**EXERCISE**
Where a line below holds the string "Brandy", that line goes into the answer.

======== DATA SUPPLIED

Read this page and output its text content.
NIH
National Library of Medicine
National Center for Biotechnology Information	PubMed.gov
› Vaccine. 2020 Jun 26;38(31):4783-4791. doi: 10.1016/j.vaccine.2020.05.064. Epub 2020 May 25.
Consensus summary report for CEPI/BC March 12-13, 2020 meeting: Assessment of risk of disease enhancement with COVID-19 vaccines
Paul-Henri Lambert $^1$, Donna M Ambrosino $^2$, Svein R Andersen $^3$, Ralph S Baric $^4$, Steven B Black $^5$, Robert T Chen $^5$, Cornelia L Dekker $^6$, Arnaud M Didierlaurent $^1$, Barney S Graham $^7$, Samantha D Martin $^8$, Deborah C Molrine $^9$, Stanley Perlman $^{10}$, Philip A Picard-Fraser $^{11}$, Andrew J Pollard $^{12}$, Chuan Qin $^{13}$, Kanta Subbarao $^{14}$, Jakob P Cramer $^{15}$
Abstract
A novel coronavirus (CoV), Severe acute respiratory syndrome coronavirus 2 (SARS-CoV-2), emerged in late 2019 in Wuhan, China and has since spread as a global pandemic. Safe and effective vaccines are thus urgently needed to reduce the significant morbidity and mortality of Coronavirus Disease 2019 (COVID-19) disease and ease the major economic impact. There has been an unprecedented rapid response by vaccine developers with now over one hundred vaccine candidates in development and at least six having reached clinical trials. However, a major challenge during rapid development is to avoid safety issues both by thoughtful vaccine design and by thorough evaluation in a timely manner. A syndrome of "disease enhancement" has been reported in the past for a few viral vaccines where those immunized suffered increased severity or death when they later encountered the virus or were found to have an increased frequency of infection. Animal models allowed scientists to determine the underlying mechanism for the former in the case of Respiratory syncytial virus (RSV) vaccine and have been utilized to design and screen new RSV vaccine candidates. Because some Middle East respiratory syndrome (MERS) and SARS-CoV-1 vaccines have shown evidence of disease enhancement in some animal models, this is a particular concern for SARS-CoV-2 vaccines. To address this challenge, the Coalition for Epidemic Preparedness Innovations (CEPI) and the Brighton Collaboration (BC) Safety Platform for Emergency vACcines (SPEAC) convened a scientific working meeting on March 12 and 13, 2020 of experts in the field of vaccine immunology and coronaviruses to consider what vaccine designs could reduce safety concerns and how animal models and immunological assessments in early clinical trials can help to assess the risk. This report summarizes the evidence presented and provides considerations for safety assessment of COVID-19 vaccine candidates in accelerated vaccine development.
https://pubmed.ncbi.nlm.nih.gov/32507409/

================
======== DATA SUPPLIED

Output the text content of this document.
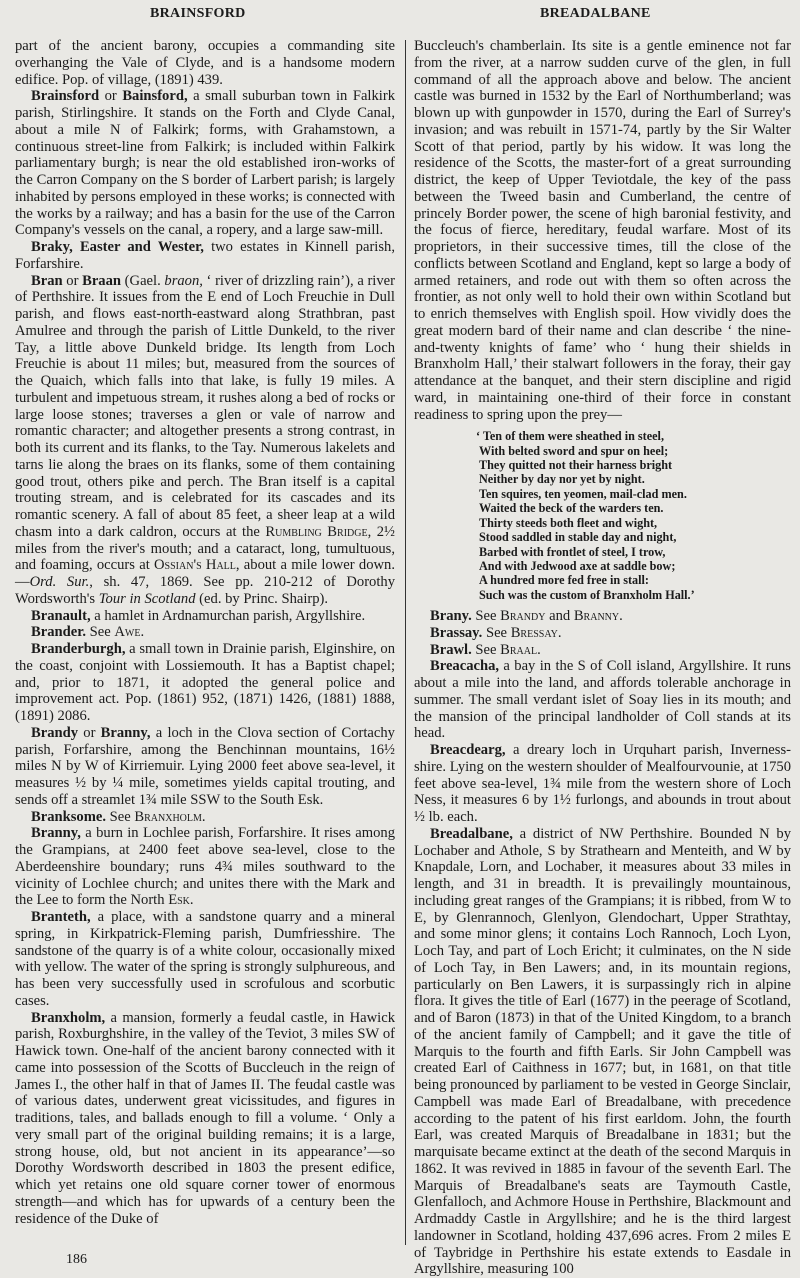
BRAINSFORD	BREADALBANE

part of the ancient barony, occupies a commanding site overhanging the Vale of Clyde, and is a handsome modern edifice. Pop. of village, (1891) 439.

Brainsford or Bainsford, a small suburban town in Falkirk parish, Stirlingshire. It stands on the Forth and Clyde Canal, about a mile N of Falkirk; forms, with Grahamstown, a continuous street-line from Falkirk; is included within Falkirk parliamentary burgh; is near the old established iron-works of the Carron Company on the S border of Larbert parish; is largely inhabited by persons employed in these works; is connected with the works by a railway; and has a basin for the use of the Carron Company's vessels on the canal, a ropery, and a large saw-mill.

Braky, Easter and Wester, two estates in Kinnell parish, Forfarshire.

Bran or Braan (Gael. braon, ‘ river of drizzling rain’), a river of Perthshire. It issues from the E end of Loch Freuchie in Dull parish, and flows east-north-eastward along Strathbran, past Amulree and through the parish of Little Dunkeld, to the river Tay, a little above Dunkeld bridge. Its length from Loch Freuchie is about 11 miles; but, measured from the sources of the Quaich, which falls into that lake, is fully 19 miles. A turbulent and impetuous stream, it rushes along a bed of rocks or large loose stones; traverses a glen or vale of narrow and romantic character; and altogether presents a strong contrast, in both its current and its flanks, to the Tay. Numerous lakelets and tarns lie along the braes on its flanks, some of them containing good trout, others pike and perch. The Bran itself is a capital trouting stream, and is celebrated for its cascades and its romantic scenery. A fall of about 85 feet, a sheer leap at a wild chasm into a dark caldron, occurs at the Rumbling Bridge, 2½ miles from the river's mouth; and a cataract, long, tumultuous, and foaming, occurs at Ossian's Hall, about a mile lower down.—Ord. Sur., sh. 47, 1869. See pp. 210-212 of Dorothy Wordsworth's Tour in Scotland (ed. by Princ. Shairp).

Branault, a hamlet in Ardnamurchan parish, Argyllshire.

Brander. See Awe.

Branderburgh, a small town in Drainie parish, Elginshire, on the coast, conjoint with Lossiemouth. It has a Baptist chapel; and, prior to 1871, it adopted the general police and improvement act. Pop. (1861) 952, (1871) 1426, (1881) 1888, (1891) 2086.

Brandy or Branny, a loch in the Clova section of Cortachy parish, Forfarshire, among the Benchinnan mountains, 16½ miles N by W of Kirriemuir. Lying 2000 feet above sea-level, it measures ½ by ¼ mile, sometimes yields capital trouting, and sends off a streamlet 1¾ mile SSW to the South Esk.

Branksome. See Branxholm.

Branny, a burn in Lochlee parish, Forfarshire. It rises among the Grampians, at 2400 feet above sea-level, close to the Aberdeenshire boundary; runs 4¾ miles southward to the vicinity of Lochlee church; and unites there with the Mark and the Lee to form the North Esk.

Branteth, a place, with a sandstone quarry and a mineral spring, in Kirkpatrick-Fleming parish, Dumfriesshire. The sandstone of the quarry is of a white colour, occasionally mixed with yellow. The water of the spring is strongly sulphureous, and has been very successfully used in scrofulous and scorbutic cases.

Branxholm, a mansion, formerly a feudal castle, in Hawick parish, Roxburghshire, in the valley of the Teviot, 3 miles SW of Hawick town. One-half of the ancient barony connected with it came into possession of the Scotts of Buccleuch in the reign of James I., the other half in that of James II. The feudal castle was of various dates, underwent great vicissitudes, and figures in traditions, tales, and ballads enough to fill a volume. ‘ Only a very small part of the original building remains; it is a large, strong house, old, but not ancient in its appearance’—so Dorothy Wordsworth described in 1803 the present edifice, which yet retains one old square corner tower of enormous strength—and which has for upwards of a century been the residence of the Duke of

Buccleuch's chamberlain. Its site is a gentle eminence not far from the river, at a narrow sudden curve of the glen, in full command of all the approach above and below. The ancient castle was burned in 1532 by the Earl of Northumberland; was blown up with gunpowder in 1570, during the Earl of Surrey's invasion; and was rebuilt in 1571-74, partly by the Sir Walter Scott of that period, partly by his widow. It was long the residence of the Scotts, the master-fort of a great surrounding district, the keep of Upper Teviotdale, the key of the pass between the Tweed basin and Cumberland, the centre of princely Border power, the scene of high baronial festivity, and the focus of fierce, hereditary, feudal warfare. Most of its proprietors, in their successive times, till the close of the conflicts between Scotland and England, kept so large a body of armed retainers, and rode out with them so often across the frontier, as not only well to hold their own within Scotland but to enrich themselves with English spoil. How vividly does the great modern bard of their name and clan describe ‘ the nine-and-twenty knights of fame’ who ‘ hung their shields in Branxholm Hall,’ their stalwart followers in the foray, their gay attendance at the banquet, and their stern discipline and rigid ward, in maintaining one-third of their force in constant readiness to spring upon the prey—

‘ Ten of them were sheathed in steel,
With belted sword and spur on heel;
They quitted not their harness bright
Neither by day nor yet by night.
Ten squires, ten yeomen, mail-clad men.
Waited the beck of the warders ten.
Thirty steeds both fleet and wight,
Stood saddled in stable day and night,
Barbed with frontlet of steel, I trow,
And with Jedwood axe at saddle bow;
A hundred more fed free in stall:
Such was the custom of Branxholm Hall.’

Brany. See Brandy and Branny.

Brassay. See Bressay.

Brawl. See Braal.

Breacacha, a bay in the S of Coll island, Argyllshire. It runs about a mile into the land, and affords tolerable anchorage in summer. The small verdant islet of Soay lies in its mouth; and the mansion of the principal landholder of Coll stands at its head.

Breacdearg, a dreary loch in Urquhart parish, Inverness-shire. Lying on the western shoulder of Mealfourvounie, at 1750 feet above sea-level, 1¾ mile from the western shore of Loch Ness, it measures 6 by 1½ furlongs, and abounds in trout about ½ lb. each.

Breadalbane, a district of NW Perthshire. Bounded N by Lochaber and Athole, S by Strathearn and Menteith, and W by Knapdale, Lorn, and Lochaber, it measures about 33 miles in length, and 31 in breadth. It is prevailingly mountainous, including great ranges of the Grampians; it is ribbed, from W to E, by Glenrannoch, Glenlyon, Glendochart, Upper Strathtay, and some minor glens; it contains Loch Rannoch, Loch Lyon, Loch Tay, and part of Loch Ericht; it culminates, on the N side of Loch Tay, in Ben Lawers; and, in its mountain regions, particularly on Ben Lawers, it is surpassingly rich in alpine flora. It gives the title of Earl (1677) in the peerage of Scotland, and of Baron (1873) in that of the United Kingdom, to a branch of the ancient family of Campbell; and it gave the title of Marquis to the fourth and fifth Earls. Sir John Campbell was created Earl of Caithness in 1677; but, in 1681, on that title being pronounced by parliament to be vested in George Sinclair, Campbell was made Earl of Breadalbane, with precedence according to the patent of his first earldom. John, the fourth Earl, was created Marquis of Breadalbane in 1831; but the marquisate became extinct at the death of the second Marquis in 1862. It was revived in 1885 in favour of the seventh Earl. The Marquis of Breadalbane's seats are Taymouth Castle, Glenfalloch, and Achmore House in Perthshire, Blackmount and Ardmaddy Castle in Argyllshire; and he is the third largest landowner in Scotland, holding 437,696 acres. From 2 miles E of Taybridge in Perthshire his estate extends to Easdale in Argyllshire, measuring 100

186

================

**ANSWER TO THE PROBLEM**
Brandy or Branny, a loch in the Clova section of Cortachy parish, Forfarshire, among the Benchinnan mountains, 16½ miles N by W of Kirriemuir. Lying 2000 feet above sea-level, it measures ½ by ¼ mile, sometimes yields capital trouting, and sends off a streamlet 1¾ mile SSW to the South Esk.
Brany. See Brandy and Branny.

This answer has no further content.